▸ **Exercise details**
Write out each line exactly as given. Leave the pictures out of your copy.

"""

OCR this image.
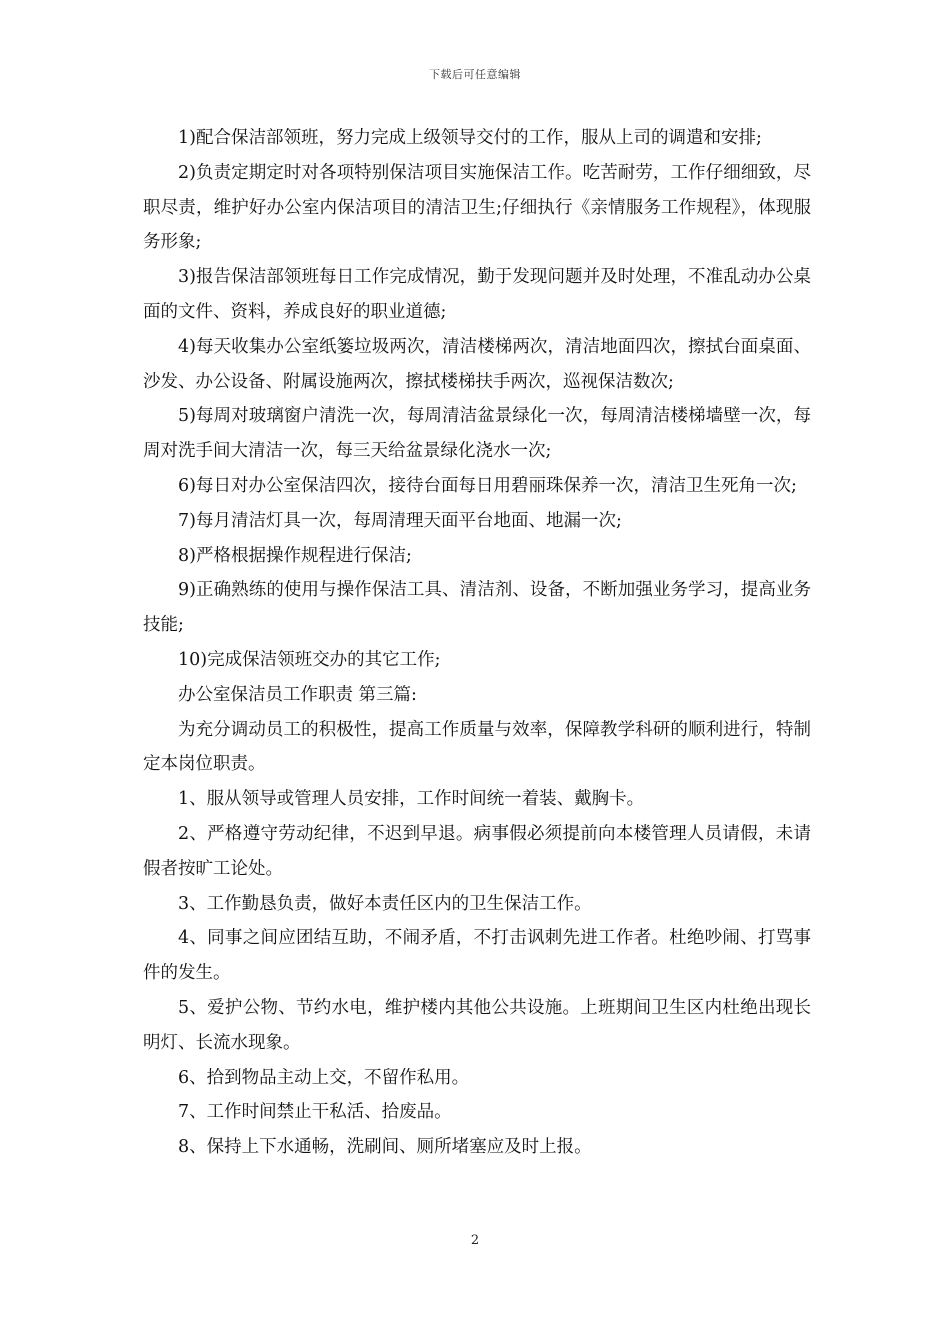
下载后可任意编辑

1)配合保洁部领班，努力完成上级领导交付的工作，服从上司的调遣和安排;

2)负责定期定时对各项特别保洁项目实施保洁工作。吃苦耐劳，工作仔细细致，尽职尽责，维护好办公室内保洁项目的清洁卫生;仔细执行《亲情服务工作规程》，体现服务形象;

3)报告保洁部领班每日工作完成情况，勤于发现问题并及时处理，不准乱动办公桌面的文件、资料，养成良好的职业道德;

4)每天收集办公室纸篓垃圾两次，清洁楼梯两次，清洁地面四次，擦拭台面桌面、沙发、办公设备、附属设施两次，擦拭楼梯扶手两次，巡视保洁数次;

5)每周对玻璃窗户清洗一次，每周清洁盆景绿化一次，每周清洁楼梯墙壁一次，每周对洗手间大清洁一次，每三天给盆景绿化浇水一次;

6)每日对办公室保洁四次，接待台面每日用碧丽珠保养一次，清洁卫生死角一次;

7)每月清洁灯具一次，每周清理天面平台地面、地漏一次;

8)严格根据操作规程进行保洁;

9)正确熟练的使用与操作保洁工具、清洁剂、设备，不断加强业务学习，提高业务技能;

10)完成保洁领班交办的其它工作;

办公室保洁员工作职责 第三篇:

为充分调动员工的积极性，提高工作质量与效率，保障教学科研的顺利进行，特制定本岗位职责。

1、服从领导或管理人员安排，工作时间统一着装、戴胸卡。

2、严格遵守劳动纪律，不迟到早退。病事假必须提前向本楼管理人员请假，未请假者按旷工论处。

3、工作勤恳负责，做好本责任区内的卫生保洁工作。

4、同事之间应团结互助，不闹矛盾，不打击讽刺先进工作者。杜绝吵闹、打骂事件的发生。

5、爱护公物、节约水电，维护楼内其他公共设施。上班期间卫生区内杜绝出现长明灯、长流水现象。

6、拾到物品主动上交，不留作私用。

7、工作时间禁止干私活、拾废品。

8、保持上下水通畅，洗刷间、厕所堵塞应及时上报。

2
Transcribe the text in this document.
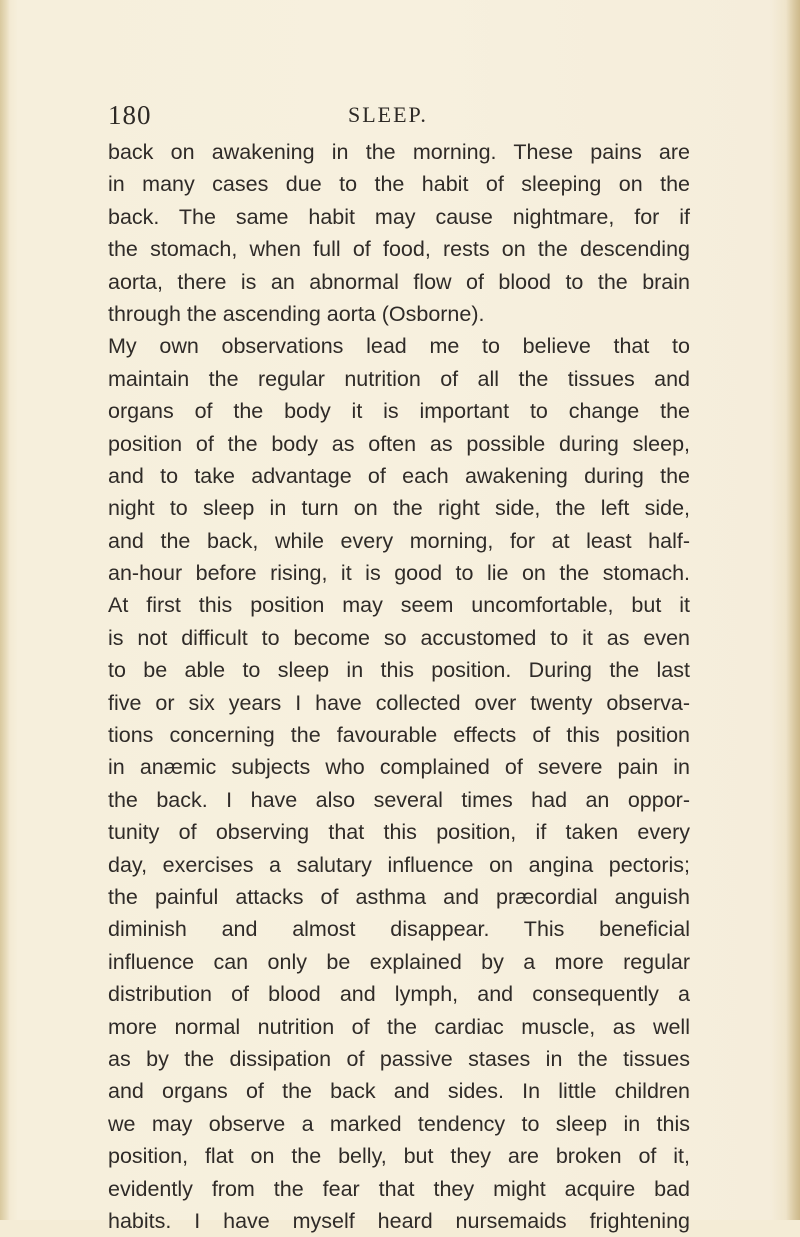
180	SLEEP.
back on awakening in the morning. These pains are
in many cases due to the habit of sleeping on the
back. The same habit may cause nightmare, for if
the stomach, when full of food, rests on the descending
aorta, there is an abnormal flow of blood to the brain
through the ascending aorta (Osborne).
My own observations lead me to believe that to
maintain the regular nutrition of all the tissues and
organs of the body it is important to change the
position of the body as often as possible during sleep,
and to take advantage of each awakening during the
night to sleep in turn on the right side, the left side,
and the back, while every morning, for at least half-
an-hour before rising, it is good to lie on the stomach.
At first this position may seem uncomfortable, but it
is not difficult to become so accustomed to it as even
to be able to sleep in this position. During the last
five or six years I have collected over twenty observa-
tions concerning the favourable effects of this position
in anæmic subjects who complained of severe pain in
the back. I have also several times had an oppor-
tunity of observing that this position, if taken every
day, exercises a salutary influence on angina pectoris;
the painful attacks of asthma and præcordial anguish
diminish and almost disappear. This beneficial
influence can only be explained by a more regular
distribution of blood and lymph, and consequently a
more normal nutrition of the cardiac muscle, as well
as by the dissipation of passive stases in the tissues
and organs of the back and sides. In little children
we may observe a marked tendency to sleep in this
position, flat on the belly, but they are broken of it,
evidently from the fear that they might acquire bad
habits. I have myself heard nursemaids frightening
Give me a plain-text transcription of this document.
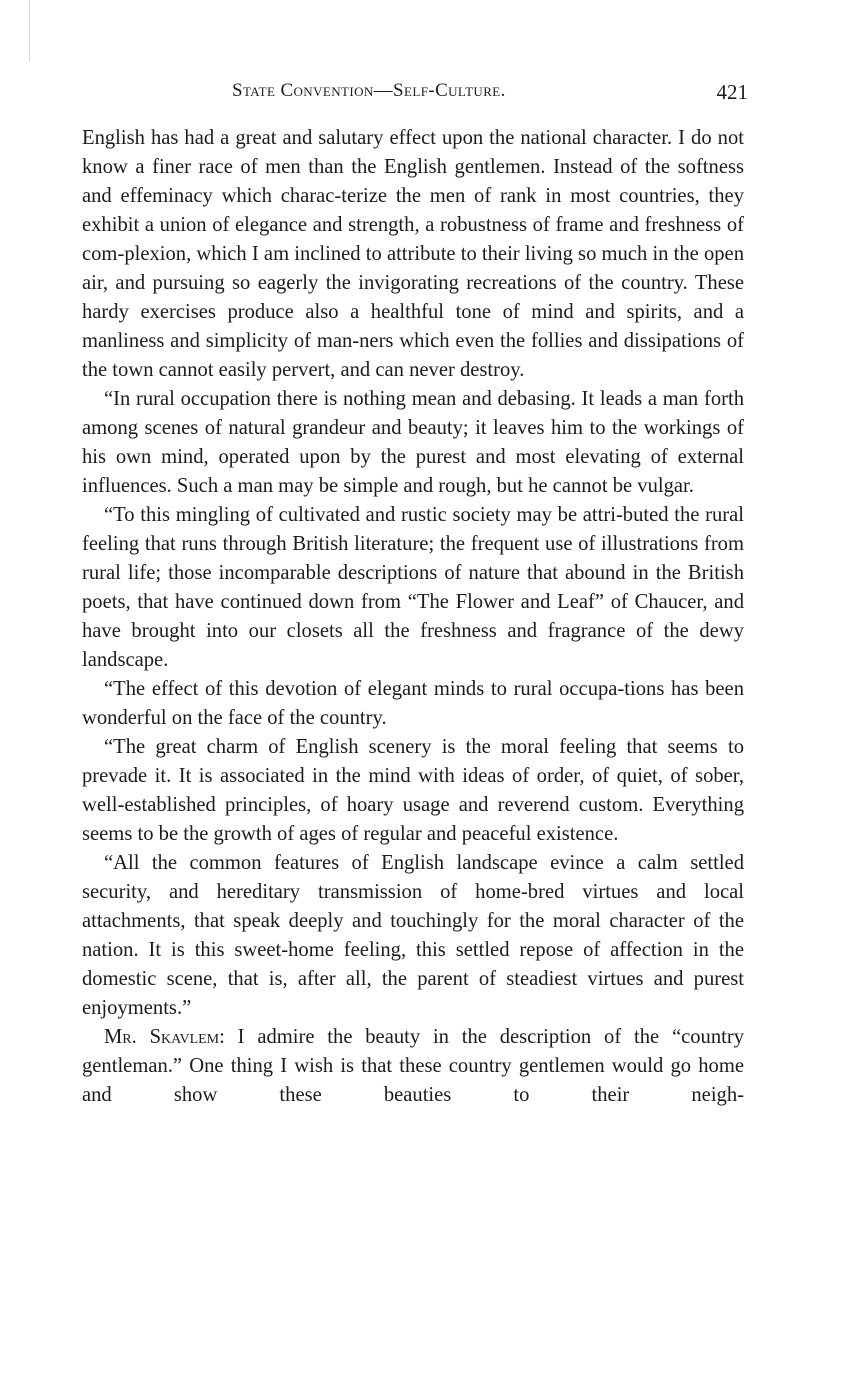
State Convention—Self-Culture.	421

English has had a great and salutary effect upon the national character. I do not know a finer race of men than the English gentlemen. Instead of the softness and effeminacy which charac-terize the men of rank in most countries, they exhibit a union of elegance and strength, a robustness of frame and freshness of com-plexion, which I am inclined to attribute to their living so much in the open air, and pursuing so eagerly the invigorating recreations of the country. These hardy exercises produce also a healthful tone of mind and spirits, and a manliness and simplicity of man-ners which even the follies and dissipations of the town cannot easily pervert, and can never destroy.

“In rural occupation there is nothing mean and debasing. It leads a man forth among scenes of natural grandeur and beauty; it leaves him to the workings of his own mind, operated upon by the purest and most elevating of external influences. Such a man may be simple and rough, but he cannot be vulgar.

“To this mingling of cultivated and rustic society may be attri-buted the rural feeling that runs through British literature; the frequent use of illustrations from rural life; those incomparable descriptions of nature that abound in the British poets, that have continued down from “The Flower and Leaf” of Chaucer, and have brought into our closets all the freshness and fragrance of the dewy landscape.

“The effect of this devotion of elegant minds to rural occupa-tions has been wonderful on the face of the country.

“The great charm of English scenery is the moral feeling that seems to prevade it. It is associated in the mind with ideas of order, of quiet, of sober, well-established principles, of hoary usage and reverend custom. Everything seems to be the growth of ages of regular and peaceful existence.

“All the common features of English landscape evince a calm settled security, and hereditary transmission of home-bred virtues and local attachments, that speak deeply and touchingly for the moral character of the nation. It is this sweet-home feeling, this settled repose of affection in the domestic scene, that is, after all, the parent of steadiest virtues and purest enjoyments.”

Mr. Skavlem: I admire the beauty in the description of the “country gentleman.” One thing I wish is that these country gentlemen would go home and show these beauties to their neigh-
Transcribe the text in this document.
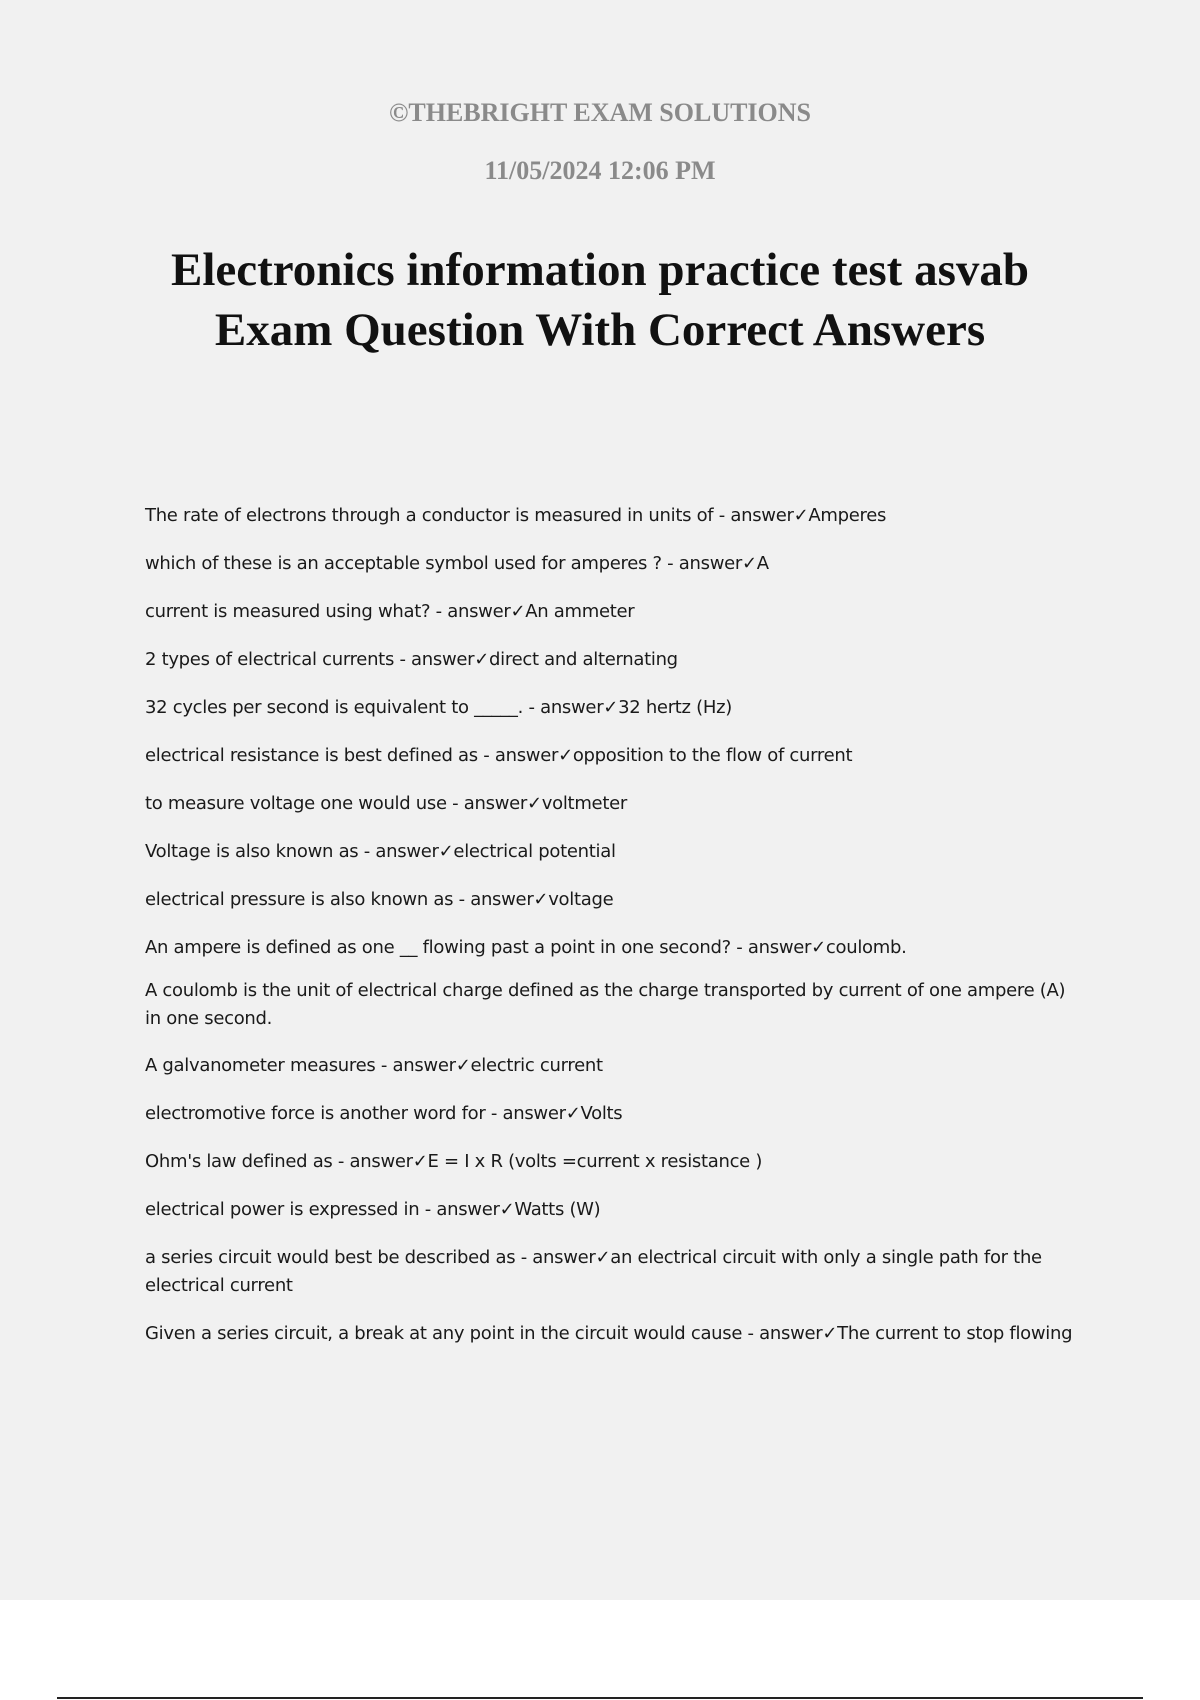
©THEBRIGHT EXAM SOLUTIONS
11/05/2024 12:06 PM
Electronics information practice test asvab
Exam Question With Correct Answers
The rate of electrons through a conductor is measured in units of - answer✓Amperes
which of these is an acceptable symbol used for amperes ? - answer✓A
current is measured using what? - answer✓An ammeter
2 types of electrical currents - answer✓direct and alternating
32 cycles per second is equivalent to _____. - answer✓32 hertz (Hz)
electrical resistance is best defined as - answer✓opposition to the flow of current
to measure voltage one would use - answer✓voltmeter
Voltage is also known as - answer✓electrical potential
electrical pressure is also known as - answer✓voltage
An ampere is defined as one __ flowing past a point in one second? - answer✓coulomb.
A coulomb is the unit of electrical charge defined as the charge transported by current of one ampere (A) in one second.
A galvanometer measures - answer✓electric current
electromotive force is another word for - answer✓Volts
Ohm's law defined as - answer✓E = I x R (volts =current x resistance )
electrical power is expressed in - answer✓Watts (W)
a series circuit would best be described as - answer✓an electrical circuit with only a single path for the electrical current
Given a series circuit, a break at any point in the circuit would cause - answer✓The current to stop flowing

"""

▸ **Written solution**
OCR this image.
下载后可任意编辑

1)配合保洁部领班，努力完成上级领导交付的工作，服从上司的调遣和安排;

2)负责定期定时对各项特别保洁项目实施保洁工作。吃苦耐劳，工作仔细细致，尽职尽责，维护好办公室内保洁项目的清洁卫生;仔细执行《亲情服务工作规程》，体现服务形象;

3)报告保洁部领班每日工作完成情况，勤于发现问题并及时处理，不准乱动办公桌面的文件、资料，养成良好的职业道德;

4)每天收集办公室纸篓垃圾两次，清洁楼梯两次，清洁地面四次，擦拭台面桌面、沙发、办公设备、附属设施两次，擦拭楼梯扶手两次，巡视保洁数次;

5)每周对玻璃窗户清洗一次，每周清洁盆景绿化一次，每周清洁楼梯墙壁一次，每周对洗手间大清洁一次，每三天给盆景绿化浇水一次;

6)每日对办公室保洁四次，接待台面每日用碧丽珠保养一次，清洁卫生死角一次;

7)每月清洁灯具一次，每周清理天面平台地面、地漏一次;

8)严格根据操作规程进行保洁;

9)正确熟练的使用与操作保洁工具、清洁剂、设备，不断加强业务学习，提高业务技能;

10)完成保洁领班交办的其它工作;

办公室保洁员工作职责 第三篇:

为充分调动员工的积极性，提高工作质量与效率，保障教学科研的顺利进行，特制定本岗位职责。

1、服从领导或管理人员安排，工作时间统一着装、戴胸卡。

2、严格遵守劳动纪律，不迟到早退。病事假必须提前向本楼管理人员请假，未请假者按旷工论处。

3、工作勤恳负责，做好本责任区内的卫生保洁工作。

4、同事之间应团结互助，不闹矛盾，不打击讽刺先进工作者。杜绝吵闹、打骂事件的发生。

5、爱护公物、节约水电，维护楼内其他公共设施。上班期间卫生区内杜绝出现长明灯、长流水现象。

6、拾到物品主动上交，不留作私用。

7、工作时间禁止干私活、拾废品。

8、保持上下水通畅，洗刷间、厕所堵塞应及时上报。

2
Transcribe the text in this document.
180	SLEEP.
back on awakening in the morning. These pains are
in many cases due to the habit of sleeping on the
back. The same habit may cause nightmare, for if
the stomach, when full of food, rests on the descending
aorta, there is an abnormal flow of blood to the brain
through the ascending aorta (Osborne).
My own observations lead me to believe that to
maintain the regular nutrition of all the tissues and
organs of the body it is important to change the
position of the body as often as possible during sleep,
and to take advantage of each awakening during the
night to sleep in turn on the right side, the left side,
and the back, while every morning, for at least half-
an-hour before rising, it is good to lie on the stomach.
At first this position may seem uncomfortable, but it
is not difficult to become so accustomed to it as even
to be able to sleep in this position. During the last
five or six years I have collected over twenty observa-
tions concerning the favourable effects of this position
in anæmic subjects who complained of severe pain in
the back. I have also several times had an oppor-
tunity of observing that this position, if taken every
day, exercises a salutary influence on angina pectoris;
the painful attacks of asthma and præcordial anguish
diminish and almost disappear. This beneficial
influence can only be explained by a more regular
distribution of blood and lymph, and consequently a
more normal nutrition of the cardiac muscle, as well
as by the dissipation of passive stases in the tissues
and organs of the back and sides. In little children
we may observe a marked tendency to sleep in this
position, flat on the belly, but they are broken of it,
evidently from the fear that they might acquire bad
habits. I have myself heard nursemaids frightening
Give me a plain-text transcription of this document.
State Convention—Self-Culture.	421

English has had a great and salutary effect upon the national character. I do not know a finer race of men than the English gentlemen. Instead of the softness and effeminacy which charac-terize the men of rank in most countries, they exhibit a union of elegance and strength, a robustness of frame and freshness of com-plexion, which I am inclined to attribute to their living so much in the open air, and pursuing so eagerly the invigorating recreations of the country. These hardy exercises produce also a healthful tone of mind and spirits, and a manliness and simplicity of man-ners which even the follies and dissipations of the town cannot easily pervert, and can never destroy.

“In rural occupation there is nothing mean and debasing. It leads a man forth among scenes of natural grandeur and beauty; it leaves him to the workings of his own mind, operated upon by the purest and most elevating of external influences. Such a man may be simple and rough, but he cannot be vulgar.

“To this mingling of cultivated and rustic society may be attri-buted the rural feeling that runs through British literature; the frequent use of illustrations from rural life; those incomparable descriptions of nature that abound in the British poets, that have continued down from “The Flower and Leaf” of Chaucer, and have brought into our closets all the freshness and fragrance of the dewy landscape.

“The effect of this devotion of elegant minds to rural occupa-tions has been wonderful on the face of the country.

“The great charm of English scenery is the moral feeling that seems to prevade it. It is associated in the mind with ideas of order, of quiet, of sober, well-established principles, of hoary usage and reverend custom. Everything seems to be the growth of ages of regular and peaceful existence.

“All the common features of English landscape evince a calm settled security, and hereditary transmission of home-bred virtues and local attachments, that speak deeply and touchingly for the moral character of the nation. It is this sweet-home feeling, this settled repose of affection in the domestic scene, that is, after all, the parent of steadiest virtues and purest enjoyments.”

Mr. Skavlem: I admire the beauty in the description of the “country gentleman.” One thing I wish is that these country gentlemen would go home and show these beauties to their neigh-
Transcribe the text in this document.
©THEBRIGHT EXAM SOLUTIONS
11/05/2024 12:06 PM
Electronics information practice test asvab
Exam Question With Correct Answers
The rate of electrons through a conductor is measured in units of - answer✓Amperes
which of these is an acceptable symbol used for amperes ? - answer✓A
current is measured using what? - answer✓An ammeter
2 types of electrical currents - answer✓direct and alternating
32 cycles per second is equivalent to _____. - answer✓32 hertz (Hz)
electrical resistance is best defined as - answer✓opposition to the flow of current
to measure voltage one would use - answer✓voltmeter
Voltage is also known as - answer✓electrical potential
electrical pressure is also known as - answer✓voltage
An ampere is defined as one __ flowing past a point in one second? - answer✓coulomb.
A coulomb is the unit of electrical charge defined as the charge transported by current of one ampere (A) in one second.
A galvanometer measures - answer✓electric current
electromotive force is another word for - answer✓Volts
Ohm's law defined as - answer✓E = I x R (volts =current x resistance )
electrical power is expressed in - answer✓Watts (W)
a series circuit would best be described as - answer✓an electrical circuit with only a single path for the electrical current
Given a series circuit, a break at any point in the circuit would cause - answer✓The current to stop flowing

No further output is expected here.